GIVEN DATA:
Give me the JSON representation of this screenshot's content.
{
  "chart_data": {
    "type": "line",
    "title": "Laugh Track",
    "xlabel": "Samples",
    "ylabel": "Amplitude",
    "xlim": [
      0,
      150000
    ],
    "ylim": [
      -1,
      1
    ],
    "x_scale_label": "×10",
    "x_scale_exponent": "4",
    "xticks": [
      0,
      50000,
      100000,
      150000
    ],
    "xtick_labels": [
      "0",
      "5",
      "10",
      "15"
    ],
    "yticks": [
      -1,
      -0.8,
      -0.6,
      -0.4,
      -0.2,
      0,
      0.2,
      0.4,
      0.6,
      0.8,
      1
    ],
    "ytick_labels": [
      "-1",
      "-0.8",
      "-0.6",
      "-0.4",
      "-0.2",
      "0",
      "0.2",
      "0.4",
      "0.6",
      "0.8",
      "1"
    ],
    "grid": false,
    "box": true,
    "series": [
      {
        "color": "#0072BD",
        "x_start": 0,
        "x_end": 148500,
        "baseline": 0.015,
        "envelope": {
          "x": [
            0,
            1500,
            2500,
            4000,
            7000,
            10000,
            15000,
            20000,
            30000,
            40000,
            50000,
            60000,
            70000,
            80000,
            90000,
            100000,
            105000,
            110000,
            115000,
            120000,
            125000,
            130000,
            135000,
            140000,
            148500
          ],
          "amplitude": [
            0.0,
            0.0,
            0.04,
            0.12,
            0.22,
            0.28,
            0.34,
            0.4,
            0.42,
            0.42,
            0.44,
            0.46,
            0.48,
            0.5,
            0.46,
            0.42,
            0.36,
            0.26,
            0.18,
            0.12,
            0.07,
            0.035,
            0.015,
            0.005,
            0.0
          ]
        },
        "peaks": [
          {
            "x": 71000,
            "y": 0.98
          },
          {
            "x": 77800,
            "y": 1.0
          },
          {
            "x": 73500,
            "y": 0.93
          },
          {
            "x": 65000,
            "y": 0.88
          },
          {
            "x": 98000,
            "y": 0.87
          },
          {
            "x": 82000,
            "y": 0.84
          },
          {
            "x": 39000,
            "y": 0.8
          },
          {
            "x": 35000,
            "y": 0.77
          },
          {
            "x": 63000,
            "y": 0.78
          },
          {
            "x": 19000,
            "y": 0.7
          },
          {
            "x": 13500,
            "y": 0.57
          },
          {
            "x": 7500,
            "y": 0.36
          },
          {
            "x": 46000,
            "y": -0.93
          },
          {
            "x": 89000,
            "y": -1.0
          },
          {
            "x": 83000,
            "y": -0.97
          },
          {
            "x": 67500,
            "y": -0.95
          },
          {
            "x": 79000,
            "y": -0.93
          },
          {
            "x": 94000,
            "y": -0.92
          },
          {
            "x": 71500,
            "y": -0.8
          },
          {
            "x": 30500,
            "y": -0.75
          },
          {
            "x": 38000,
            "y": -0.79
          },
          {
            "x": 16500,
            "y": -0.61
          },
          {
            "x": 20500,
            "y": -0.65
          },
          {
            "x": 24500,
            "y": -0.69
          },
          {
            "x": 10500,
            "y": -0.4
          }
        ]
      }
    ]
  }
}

==

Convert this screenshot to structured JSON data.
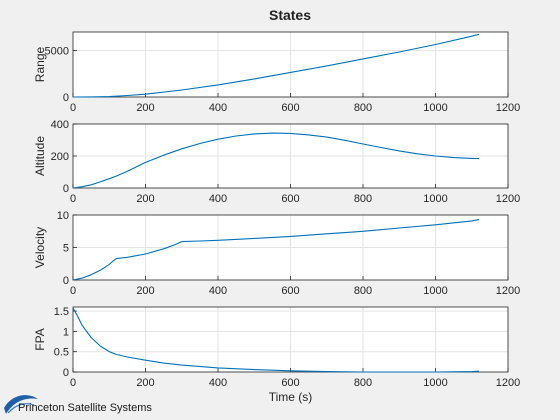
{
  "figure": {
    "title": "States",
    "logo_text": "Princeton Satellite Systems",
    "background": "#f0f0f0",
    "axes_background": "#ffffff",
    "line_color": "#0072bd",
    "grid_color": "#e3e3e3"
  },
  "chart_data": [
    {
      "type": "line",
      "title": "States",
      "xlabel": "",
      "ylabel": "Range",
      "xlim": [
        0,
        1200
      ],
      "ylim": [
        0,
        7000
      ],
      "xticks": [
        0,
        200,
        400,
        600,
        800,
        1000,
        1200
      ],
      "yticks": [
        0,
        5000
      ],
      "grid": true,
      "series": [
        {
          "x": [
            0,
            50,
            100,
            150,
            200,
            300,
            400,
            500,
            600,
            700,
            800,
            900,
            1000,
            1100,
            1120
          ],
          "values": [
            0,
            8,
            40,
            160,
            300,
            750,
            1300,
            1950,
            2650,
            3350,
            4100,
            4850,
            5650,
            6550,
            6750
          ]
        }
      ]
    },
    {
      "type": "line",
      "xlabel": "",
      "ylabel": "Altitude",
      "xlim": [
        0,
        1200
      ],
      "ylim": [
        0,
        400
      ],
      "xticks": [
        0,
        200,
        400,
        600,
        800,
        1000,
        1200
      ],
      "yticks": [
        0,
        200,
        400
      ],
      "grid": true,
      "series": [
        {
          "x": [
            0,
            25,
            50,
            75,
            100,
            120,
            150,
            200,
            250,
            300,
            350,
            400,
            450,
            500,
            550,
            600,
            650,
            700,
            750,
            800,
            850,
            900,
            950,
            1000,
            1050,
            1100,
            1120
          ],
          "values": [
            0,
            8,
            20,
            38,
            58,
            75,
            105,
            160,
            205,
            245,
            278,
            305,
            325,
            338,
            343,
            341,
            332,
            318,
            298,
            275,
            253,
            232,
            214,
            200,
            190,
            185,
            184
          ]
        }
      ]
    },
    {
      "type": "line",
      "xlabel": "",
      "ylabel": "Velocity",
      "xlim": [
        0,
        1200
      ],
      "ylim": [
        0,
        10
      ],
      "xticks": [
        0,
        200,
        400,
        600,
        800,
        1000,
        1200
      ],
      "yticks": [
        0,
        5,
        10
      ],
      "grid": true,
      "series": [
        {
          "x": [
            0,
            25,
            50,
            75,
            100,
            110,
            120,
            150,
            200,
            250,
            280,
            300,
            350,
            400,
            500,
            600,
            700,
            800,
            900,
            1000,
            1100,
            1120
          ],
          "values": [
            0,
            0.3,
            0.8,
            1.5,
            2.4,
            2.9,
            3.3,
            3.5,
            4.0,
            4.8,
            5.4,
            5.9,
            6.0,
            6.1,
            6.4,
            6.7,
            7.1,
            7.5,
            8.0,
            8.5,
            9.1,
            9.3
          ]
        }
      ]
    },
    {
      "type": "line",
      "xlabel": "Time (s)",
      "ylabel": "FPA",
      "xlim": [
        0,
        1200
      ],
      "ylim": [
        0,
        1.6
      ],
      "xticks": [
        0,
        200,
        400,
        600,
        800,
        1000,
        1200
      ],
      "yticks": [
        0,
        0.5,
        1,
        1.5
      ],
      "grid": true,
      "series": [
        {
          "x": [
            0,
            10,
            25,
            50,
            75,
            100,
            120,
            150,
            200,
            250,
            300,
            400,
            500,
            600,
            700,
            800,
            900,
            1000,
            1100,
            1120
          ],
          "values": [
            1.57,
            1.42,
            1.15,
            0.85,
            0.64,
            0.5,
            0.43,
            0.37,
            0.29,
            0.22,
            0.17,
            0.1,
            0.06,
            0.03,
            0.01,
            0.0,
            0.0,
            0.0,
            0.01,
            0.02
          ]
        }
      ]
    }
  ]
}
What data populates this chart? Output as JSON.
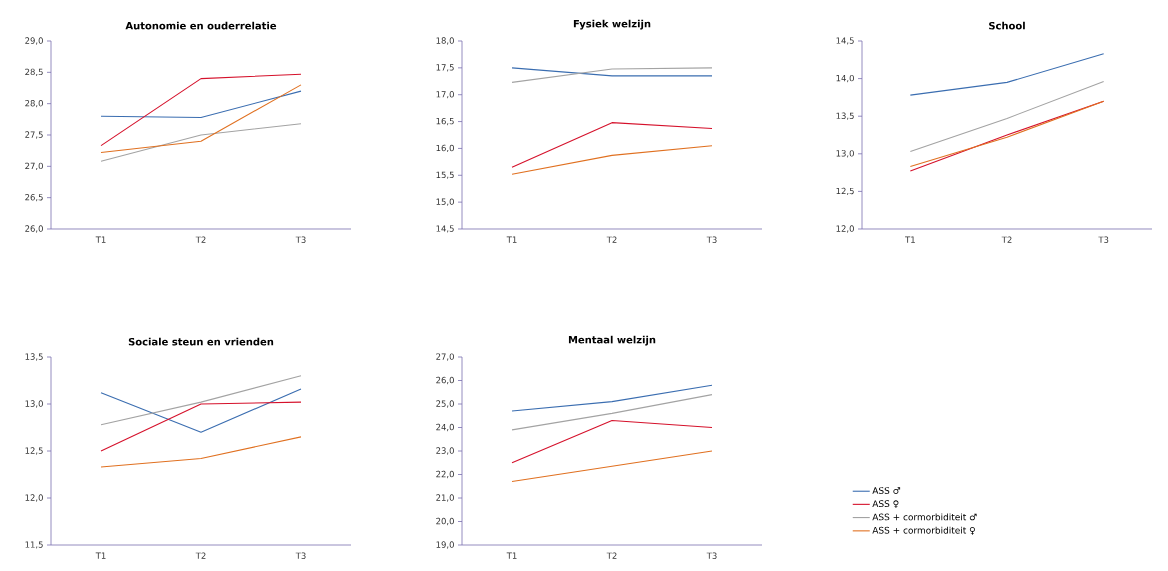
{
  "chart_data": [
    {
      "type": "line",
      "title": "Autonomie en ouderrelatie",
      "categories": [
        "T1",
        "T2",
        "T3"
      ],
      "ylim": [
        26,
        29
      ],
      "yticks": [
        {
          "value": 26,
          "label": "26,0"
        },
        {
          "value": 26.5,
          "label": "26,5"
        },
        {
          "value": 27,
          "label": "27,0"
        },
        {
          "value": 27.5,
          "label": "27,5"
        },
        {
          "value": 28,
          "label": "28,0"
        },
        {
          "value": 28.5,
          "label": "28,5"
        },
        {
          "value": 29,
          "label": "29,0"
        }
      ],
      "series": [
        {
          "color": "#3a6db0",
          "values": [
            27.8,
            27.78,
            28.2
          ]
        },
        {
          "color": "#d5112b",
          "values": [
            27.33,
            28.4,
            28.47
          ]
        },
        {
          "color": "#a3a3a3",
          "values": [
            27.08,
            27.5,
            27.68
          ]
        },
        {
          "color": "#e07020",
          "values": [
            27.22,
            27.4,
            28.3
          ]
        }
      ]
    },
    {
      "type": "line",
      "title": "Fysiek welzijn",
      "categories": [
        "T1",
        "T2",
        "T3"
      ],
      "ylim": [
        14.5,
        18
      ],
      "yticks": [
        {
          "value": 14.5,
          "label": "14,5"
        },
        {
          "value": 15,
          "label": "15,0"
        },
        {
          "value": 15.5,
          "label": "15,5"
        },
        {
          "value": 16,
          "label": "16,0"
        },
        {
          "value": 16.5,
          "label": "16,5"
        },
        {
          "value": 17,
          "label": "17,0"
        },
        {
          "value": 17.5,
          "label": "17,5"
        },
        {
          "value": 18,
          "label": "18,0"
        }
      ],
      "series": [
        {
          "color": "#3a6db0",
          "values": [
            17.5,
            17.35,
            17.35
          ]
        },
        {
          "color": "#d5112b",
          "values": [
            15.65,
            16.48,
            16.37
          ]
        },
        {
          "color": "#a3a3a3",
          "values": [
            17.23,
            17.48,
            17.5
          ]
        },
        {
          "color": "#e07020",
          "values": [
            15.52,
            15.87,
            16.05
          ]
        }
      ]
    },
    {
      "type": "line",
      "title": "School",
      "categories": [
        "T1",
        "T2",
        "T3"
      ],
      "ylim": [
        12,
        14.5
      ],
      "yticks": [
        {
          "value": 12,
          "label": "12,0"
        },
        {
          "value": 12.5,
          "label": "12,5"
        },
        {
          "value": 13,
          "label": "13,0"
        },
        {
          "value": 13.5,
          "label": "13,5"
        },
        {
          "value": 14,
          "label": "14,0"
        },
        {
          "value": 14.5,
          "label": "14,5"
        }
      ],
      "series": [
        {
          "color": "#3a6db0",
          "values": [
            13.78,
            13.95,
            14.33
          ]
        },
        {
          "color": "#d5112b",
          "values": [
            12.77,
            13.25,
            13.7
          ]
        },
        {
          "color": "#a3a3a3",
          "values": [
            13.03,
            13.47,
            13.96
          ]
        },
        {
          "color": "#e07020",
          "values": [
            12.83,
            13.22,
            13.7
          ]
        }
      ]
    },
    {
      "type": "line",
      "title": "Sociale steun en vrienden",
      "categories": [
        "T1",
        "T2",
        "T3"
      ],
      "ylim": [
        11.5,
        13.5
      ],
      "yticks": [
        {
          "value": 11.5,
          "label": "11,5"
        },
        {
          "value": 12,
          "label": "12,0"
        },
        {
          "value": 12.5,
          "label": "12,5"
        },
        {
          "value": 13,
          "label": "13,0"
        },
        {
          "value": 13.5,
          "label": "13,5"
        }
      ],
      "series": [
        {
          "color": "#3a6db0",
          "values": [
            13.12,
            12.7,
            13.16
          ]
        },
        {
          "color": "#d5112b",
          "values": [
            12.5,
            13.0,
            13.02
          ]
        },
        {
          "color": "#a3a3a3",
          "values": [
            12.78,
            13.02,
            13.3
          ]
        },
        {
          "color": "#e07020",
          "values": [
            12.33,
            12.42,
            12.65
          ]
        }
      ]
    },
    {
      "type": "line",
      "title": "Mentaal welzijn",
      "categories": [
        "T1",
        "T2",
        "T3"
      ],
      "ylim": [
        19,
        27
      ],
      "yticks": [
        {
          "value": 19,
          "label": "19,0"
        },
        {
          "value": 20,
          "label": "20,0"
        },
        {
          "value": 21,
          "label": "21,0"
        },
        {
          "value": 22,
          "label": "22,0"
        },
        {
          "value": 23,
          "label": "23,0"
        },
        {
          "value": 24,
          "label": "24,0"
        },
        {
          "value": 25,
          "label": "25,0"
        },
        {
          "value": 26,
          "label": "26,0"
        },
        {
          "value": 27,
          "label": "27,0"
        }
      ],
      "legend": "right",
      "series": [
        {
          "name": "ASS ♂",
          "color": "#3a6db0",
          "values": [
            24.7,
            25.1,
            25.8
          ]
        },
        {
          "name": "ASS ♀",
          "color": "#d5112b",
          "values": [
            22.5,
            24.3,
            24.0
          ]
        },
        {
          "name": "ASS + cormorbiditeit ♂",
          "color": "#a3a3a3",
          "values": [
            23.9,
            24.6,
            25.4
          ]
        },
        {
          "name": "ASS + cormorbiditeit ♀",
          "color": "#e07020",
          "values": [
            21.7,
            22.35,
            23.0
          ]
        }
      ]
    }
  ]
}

...

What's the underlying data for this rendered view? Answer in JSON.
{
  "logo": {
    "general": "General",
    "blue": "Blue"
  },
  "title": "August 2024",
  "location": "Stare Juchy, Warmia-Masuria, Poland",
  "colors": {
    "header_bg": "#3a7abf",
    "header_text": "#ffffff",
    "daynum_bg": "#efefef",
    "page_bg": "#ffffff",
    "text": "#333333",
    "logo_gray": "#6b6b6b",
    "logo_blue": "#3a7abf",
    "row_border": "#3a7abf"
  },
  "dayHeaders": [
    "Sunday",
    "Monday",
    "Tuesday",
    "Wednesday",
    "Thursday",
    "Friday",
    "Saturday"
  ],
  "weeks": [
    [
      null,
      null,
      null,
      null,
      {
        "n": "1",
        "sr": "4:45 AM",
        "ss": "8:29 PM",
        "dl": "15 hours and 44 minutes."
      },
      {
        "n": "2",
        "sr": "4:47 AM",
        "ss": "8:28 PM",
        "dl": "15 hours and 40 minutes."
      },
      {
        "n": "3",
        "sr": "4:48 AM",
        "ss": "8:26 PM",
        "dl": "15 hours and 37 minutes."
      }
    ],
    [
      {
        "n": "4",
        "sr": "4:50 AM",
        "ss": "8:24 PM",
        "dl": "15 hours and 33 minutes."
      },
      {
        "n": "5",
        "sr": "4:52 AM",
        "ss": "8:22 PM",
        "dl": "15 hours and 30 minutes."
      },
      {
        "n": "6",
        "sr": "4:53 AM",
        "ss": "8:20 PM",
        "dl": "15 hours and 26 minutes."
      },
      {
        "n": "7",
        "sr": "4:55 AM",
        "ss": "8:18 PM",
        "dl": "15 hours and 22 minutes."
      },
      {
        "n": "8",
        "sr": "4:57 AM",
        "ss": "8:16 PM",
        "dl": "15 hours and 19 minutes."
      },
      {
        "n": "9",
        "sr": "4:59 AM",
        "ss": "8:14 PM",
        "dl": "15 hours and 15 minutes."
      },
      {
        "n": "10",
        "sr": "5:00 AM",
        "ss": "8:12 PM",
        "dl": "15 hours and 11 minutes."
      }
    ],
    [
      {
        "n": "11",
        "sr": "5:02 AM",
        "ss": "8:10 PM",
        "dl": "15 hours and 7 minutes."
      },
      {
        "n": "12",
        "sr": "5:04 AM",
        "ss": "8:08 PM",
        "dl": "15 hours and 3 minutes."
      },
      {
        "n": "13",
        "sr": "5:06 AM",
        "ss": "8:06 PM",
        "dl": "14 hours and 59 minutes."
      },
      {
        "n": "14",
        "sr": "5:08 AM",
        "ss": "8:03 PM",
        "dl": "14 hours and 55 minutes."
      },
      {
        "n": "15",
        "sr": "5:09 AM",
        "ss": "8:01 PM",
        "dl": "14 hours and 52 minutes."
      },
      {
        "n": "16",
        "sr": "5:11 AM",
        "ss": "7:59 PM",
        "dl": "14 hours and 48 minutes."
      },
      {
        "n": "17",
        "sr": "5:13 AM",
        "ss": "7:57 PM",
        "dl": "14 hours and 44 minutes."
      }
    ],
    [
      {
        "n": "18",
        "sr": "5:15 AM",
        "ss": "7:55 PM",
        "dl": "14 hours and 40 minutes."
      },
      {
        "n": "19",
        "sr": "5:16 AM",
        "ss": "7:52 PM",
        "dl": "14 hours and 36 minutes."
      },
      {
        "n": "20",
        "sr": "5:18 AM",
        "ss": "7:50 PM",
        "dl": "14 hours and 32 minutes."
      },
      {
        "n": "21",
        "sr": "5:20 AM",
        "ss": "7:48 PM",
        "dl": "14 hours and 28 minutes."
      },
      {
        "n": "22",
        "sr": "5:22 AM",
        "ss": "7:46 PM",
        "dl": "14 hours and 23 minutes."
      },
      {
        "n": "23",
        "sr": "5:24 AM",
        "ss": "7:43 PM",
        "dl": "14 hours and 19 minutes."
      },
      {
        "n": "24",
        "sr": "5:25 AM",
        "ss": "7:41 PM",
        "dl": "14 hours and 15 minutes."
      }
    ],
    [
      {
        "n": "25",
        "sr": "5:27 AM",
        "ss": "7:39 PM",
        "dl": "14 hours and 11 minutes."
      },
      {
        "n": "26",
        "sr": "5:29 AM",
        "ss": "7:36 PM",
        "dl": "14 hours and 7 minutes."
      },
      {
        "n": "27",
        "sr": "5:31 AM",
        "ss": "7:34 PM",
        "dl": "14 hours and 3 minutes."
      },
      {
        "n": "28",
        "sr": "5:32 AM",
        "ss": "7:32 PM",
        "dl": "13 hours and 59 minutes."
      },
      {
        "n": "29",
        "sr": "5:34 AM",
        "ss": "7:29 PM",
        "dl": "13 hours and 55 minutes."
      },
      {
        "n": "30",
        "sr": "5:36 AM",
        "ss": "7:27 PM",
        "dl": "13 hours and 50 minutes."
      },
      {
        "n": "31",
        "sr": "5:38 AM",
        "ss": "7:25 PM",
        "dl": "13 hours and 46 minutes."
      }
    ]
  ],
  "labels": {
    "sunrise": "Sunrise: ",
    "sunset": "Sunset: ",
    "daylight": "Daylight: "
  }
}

AIM OF THE EXERCISE: Track down every line holding the string "screenshot" and copy it.

OUTPUT FOR THIS EXERCISE:
Give me the JSON representation of this screenshot's content.
Convert this screenshot to structured JSON data.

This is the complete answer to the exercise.